## EXERCISE DIRECTIONS
Answer with one number only: the number of lines that include the word "seminary".

## Stored dataset items
━━━━━━━━━━
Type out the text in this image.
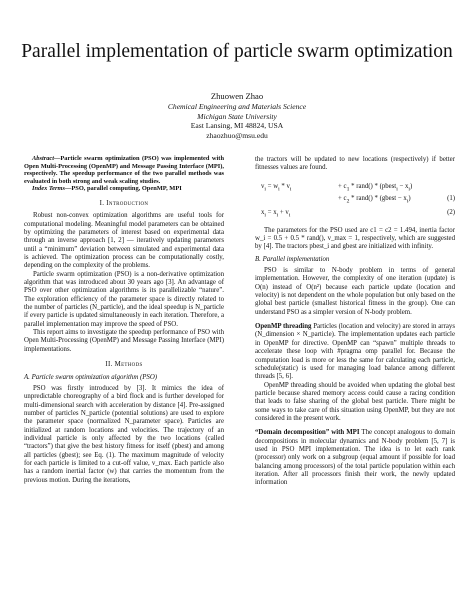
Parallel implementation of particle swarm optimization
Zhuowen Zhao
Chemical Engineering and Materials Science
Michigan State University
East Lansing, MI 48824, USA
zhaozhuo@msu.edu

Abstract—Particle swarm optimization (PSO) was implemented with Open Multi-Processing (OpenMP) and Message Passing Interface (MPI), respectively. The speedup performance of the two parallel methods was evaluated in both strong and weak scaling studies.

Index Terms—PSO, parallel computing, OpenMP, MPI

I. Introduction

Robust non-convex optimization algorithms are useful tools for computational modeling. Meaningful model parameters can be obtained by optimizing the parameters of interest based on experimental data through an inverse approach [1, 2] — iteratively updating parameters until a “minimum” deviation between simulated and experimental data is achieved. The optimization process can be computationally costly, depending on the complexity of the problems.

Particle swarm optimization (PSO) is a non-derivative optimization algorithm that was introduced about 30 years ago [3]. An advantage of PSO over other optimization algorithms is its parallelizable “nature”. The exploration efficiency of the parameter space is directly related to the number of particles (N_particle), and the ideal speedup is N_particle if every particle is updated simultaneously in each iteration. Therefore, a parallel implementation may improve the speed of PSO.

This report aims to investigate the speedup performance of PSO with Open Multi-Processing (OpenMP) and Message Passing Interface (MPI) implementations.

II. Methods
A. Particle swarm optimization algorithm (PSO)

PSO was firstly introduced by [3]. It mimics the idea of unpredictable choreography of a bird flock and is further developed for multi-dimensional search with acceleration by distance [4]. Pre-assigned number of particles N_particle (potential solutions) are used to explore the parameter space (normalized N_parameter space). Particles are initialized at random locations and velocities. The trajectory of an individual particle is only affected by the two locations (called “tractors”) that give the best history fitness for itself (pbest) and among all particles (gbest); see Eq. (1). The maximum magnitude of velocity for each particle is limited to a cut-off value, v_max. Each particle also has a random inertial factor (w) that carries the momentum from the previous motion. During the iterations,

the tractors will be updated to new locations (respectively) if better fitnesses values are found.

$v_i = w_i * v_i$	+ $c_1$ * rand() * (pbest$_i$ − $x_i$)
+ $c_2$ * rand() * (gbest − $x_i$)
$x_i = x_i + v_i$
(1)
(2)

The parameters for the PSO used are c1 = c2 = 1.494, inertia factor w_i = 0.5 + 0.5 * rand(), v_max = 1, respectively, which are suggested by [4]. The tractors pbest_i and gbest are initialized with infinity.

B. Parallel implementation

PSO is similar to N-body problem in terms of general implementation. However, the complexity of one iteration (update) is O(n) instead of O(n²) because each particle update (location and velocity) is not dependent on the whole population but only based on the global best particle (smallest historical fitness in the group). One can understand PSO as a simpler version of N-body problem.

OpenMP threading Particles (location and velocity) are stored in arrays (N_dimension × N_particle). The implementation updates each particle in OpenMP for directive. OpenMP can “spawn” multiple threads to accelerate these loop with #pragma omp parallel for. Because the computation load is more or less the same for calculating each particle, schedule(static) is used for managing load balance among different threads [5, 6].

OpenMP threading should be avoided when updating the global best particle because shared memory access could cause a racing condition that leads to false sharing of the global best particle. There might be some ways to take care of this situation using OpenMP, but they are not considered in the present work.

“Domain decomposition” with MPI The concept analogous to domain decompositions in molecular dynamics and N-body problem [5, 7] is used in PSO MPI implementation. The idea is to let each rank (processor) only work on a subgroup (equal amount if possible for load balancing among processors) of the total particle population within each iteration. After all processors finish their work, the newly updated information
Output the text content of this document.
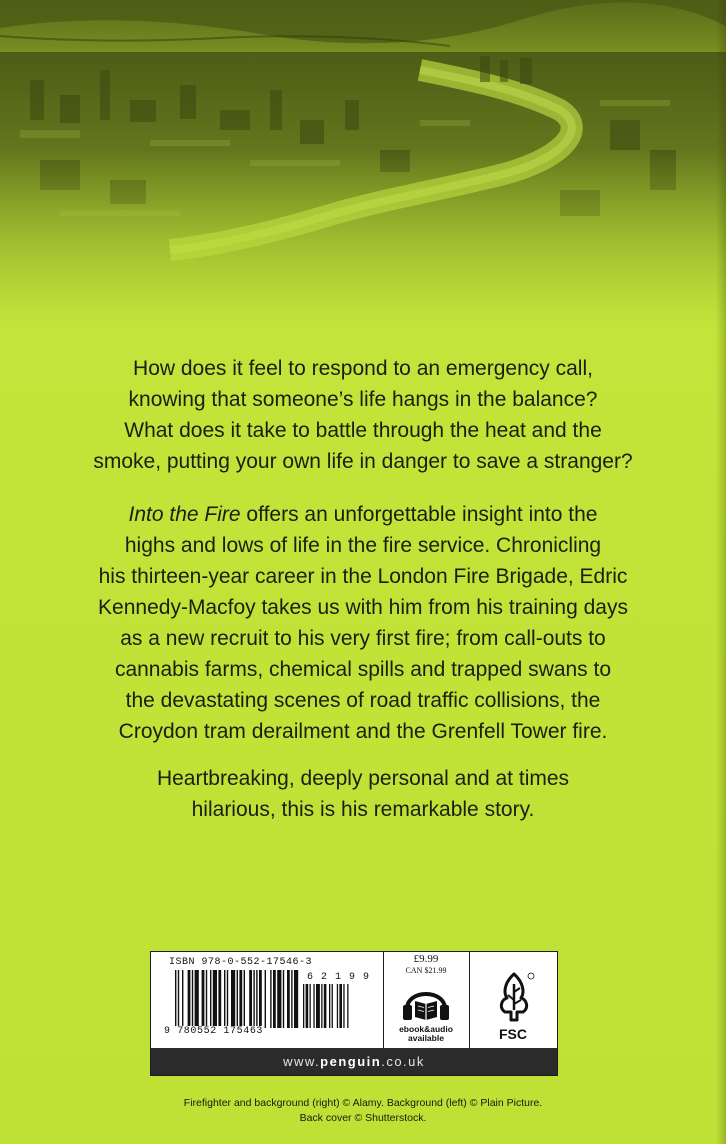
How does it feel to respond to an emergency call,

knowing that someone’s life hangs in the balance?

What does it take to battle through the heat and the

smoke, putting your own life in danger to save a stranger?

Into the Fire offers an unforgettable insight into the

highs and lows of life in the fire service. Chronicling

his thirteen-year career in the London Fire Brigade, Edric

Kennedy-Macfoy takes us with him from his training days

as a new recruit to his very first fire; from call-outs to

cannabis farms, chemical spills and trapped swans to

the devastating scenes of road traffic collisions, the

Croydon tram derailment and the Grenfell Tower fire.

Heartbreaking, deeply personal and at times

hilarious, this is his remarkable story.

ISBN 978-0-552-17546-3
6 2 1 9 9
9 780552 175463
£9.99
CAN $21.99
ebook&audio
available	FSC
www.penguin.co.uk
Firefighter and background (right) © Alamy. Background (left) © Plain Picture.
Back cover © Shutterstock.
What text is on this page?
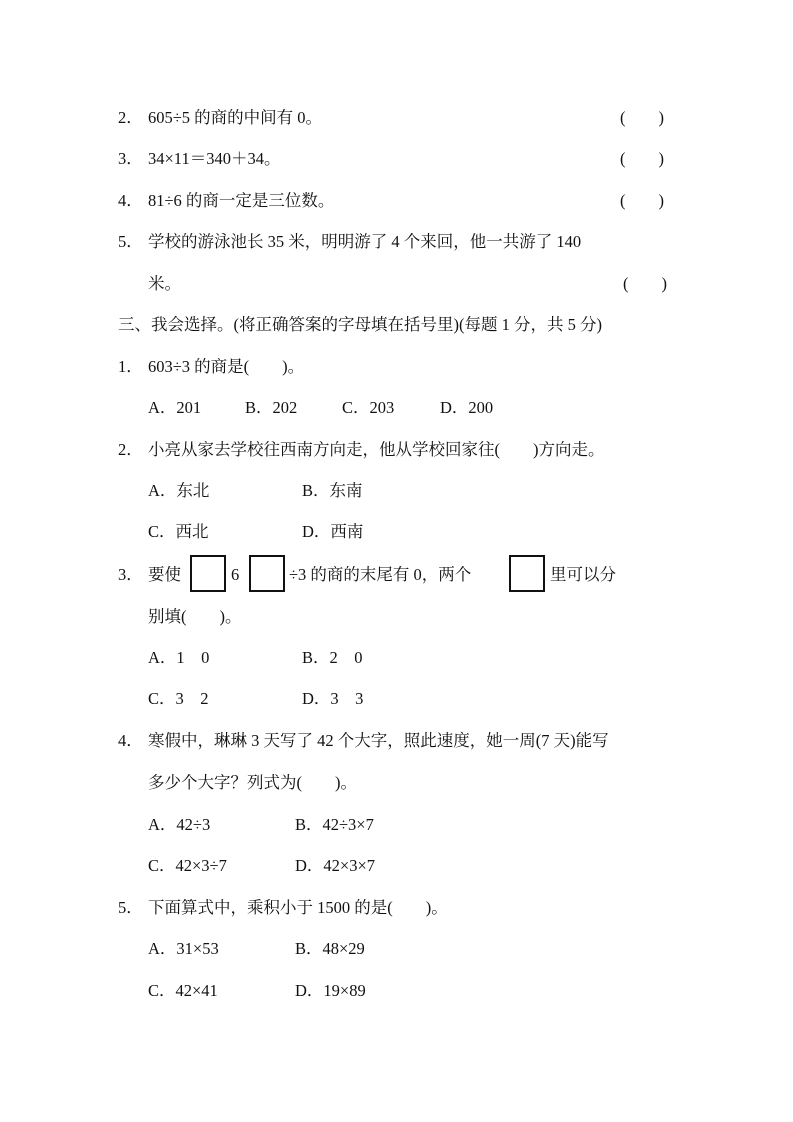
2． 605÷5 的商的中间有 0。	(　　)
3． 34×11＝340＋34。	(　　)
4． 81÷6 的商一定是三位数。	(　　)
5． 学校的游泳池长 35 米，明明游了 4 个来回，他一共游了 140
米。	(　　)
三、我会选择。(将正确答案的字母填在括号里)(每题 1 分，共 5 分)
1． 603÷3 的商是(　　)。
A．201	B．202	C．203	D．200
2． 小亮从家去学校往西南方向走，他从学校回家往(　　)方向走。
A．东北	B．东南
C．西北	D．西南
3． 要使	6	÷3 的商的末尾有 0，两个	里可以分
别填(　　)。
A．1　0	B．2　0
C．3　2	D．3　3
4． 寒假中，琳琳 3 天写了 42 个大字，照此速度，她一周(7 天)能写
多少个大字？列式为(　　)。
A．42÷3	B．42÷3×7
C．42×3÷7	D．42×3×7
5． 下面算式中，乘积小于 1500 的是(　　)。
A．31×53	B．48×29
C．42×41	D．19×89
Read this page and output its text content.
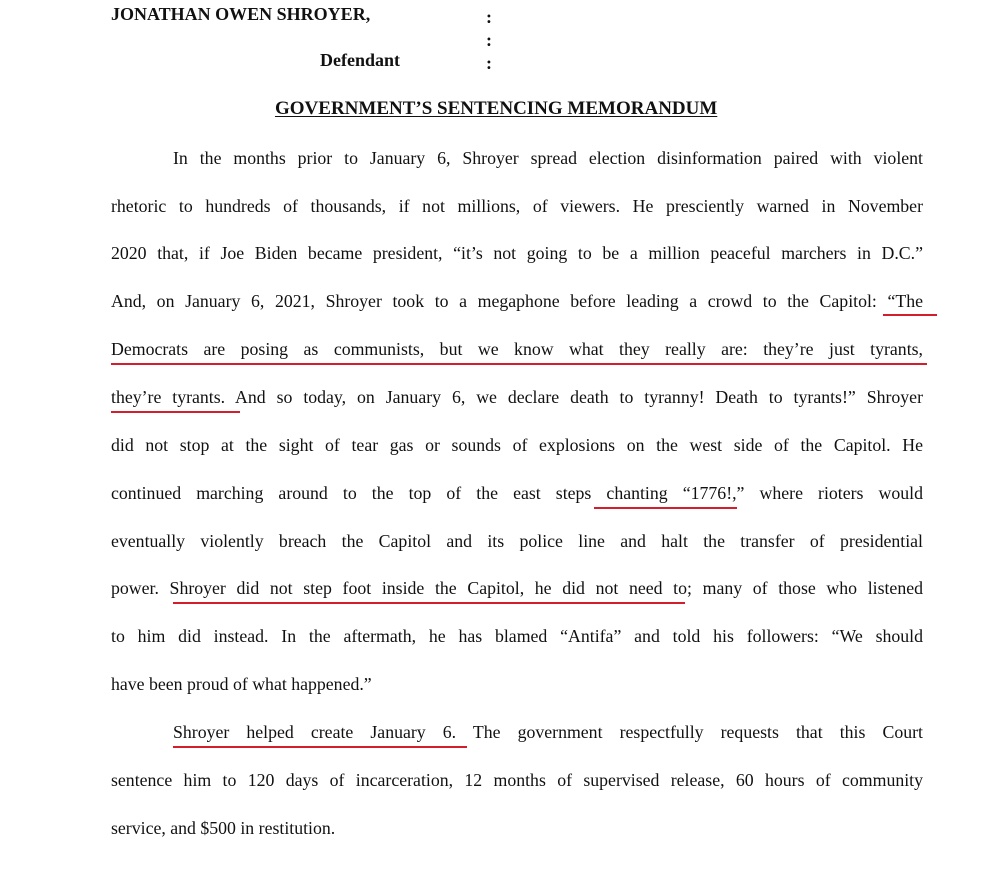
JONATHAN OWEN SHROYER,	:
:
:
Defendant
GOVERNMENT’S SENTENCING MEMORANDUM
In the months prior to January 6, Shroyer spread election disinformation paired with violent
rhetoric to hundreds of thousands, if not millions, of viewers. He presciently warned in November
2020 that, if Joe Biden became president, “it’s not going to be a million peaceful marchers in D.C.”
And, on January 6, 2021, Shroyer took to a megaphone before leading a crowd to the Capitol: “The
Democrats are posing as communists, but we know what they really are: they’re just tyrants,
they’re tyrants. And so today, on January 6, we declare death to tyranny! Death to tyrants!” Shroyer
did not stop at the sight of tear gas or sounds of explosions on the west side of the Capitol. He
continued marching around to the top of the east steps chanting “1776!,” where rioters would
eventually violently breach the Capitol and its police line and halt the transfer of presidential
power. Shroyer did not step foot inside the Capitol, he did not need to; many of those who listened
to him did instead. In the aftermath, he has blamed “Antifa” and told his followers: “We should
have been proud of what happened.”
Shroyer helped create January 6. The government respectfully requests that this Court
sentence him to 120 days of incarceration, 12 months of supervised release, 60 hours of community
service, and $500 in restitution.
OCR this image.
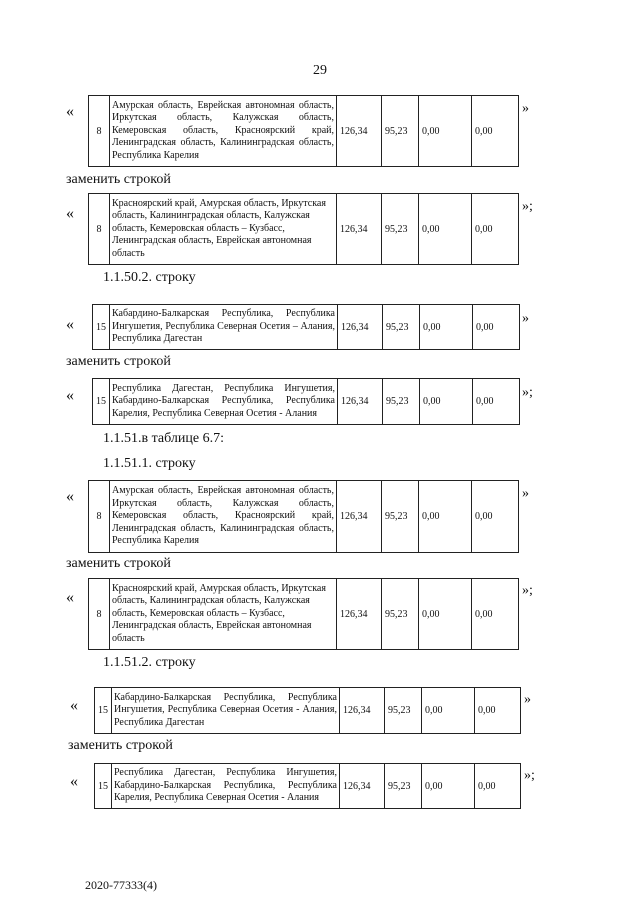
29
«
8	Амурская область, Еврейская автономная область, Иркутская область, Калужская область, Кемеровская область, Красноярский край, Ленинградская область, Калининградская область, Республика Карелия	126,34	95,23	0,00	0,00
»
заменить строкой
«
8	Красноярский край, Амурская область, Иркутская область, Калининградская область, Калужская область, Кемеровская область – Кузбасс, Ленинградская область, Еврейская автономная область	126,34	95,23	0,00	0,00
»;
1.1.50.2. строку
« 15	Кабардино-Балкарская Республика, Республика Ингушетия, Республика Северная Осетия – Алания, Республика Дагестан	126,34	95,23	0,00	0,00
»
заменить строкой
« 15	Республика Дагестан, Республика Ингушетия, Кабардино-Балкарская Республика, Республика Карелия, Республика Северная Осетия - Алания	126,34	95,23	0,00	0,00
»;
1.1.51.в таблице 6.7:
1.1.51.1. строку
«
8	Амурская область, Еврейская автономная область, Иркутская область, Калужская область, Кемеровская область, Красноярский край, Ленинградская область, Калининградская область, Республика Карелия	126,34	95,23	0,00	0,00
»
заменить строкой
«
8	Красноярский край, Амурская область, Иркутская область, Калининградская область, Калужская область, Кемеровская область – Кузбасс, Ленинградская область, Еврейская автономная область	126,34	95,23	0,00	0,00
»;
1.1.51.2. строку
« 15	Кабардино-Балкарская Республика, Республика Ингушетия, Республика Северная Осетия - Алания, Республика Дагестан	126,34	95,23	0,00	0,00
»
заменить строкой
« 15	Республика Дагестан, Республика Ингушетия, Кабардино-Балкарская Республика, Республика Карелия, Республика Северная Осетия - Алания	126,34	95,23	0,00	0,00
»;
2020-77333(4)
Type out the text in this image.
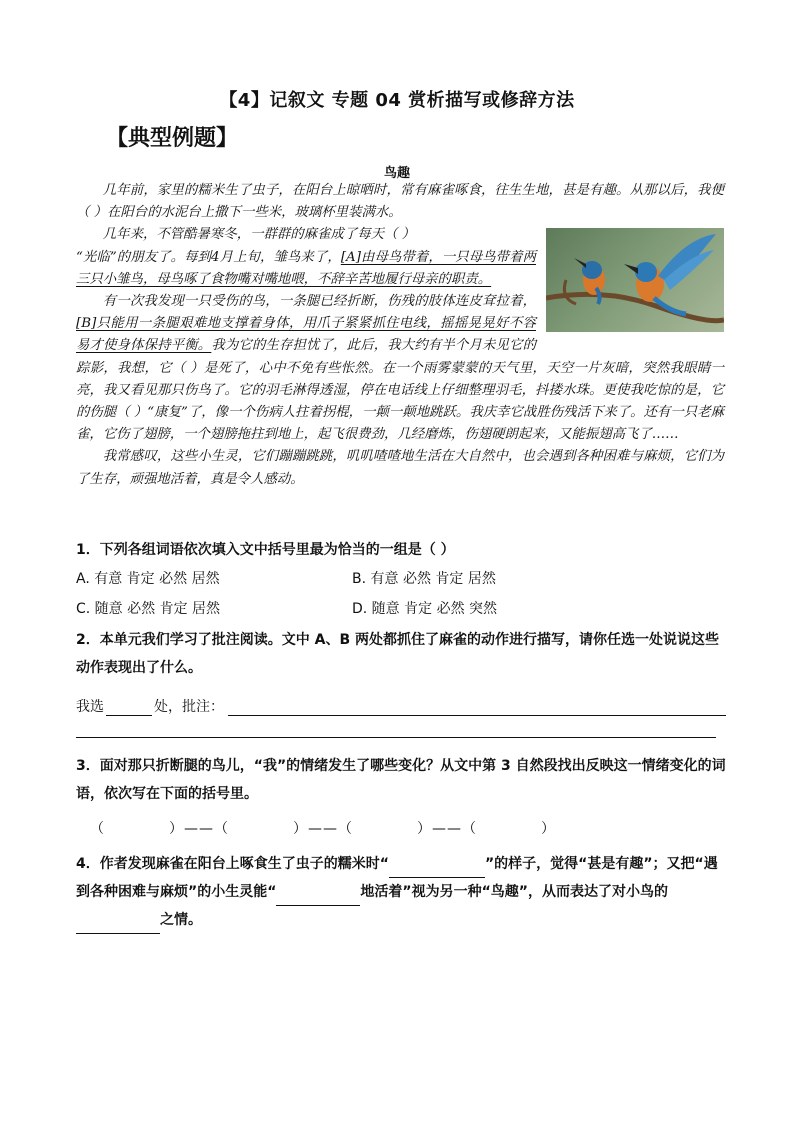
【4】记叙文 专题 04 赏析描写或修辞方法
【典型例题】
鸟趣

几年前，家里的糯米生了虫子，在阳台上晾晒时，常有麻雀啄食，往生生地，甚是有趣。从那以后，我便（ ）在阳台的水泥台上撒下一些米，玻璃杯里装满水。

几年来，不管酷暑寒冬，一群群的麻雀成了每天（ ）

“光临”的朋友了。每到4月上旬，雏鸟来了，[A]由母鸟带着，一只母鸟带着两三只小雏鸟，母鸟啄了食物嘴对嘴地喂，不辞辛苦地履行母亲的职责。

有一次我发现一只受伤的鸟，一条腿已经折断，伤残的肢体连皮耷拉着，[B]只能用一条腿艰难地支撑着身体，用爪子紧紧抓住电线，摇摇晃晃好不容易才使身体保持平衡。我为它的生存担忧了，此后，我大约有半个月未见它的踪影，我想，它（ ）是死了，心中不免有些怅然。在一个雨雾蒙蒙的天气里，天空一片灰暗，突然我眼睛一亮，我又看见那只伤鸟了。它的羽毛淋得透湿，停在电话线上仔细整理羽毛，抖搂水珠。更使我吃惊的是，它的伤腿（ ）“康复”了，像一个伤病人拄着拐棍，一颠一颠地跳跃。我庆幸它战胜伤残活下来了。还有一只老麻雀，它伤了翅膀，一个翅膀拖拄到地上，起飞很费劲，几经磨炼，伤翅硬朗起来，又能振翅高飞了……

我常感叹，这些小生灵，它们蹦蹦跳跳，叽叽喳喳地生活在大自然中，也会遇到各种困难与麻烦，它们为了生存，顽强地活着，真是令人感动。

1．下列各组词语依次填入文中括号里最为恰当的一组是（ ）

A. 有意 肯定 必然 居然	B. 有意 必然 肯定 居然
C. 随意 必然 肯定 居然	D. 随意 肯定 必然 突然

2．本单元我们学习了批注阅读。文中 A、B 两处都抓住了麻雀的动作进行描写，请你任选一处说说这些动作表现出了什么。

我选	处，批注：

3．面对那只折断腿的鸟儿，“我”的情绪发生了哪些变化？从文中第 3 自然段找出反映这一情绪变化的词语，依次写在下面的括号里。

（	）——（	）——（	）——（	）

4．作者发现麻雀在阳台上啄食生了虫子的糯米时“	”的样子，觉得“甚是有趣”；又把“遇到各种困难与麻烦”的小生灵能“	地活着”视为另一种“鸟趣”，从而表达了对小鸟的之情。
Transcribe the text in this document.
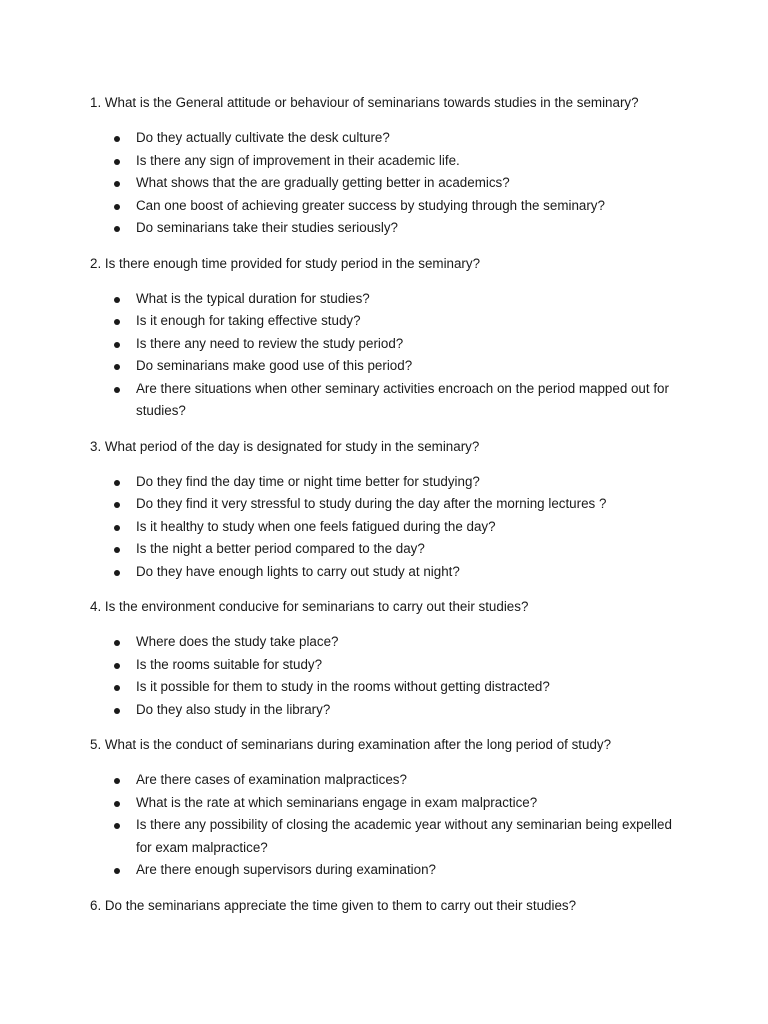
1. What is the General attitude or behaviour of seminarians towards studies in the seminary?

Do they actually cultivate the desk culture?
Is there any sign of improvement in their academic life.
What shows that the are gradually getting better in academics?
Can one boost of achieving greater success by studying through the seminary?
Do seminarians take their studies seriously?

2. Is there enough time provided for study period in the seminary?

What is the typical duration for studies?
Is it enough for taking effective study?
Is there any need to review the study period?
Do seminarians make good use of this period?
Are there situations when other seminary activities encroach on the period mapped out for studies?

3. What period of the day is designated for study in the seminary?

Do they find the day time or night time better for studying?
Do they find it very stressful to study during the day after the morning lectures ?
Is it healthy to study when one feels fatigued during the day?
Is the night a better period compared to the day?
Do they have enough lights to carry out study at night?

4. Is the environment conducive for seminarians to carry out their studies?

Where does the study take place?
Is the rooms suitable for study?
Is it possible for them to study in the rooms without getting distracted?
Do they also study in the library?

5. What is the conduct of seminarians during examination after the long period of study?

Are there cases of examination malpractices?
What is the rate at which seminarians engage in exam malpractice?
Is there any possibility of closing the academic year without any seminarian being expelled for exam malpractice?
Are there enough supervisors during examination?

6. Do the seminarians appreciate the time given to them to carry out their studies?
━━━━━━━━━━
## COMPLETE ANSWER
5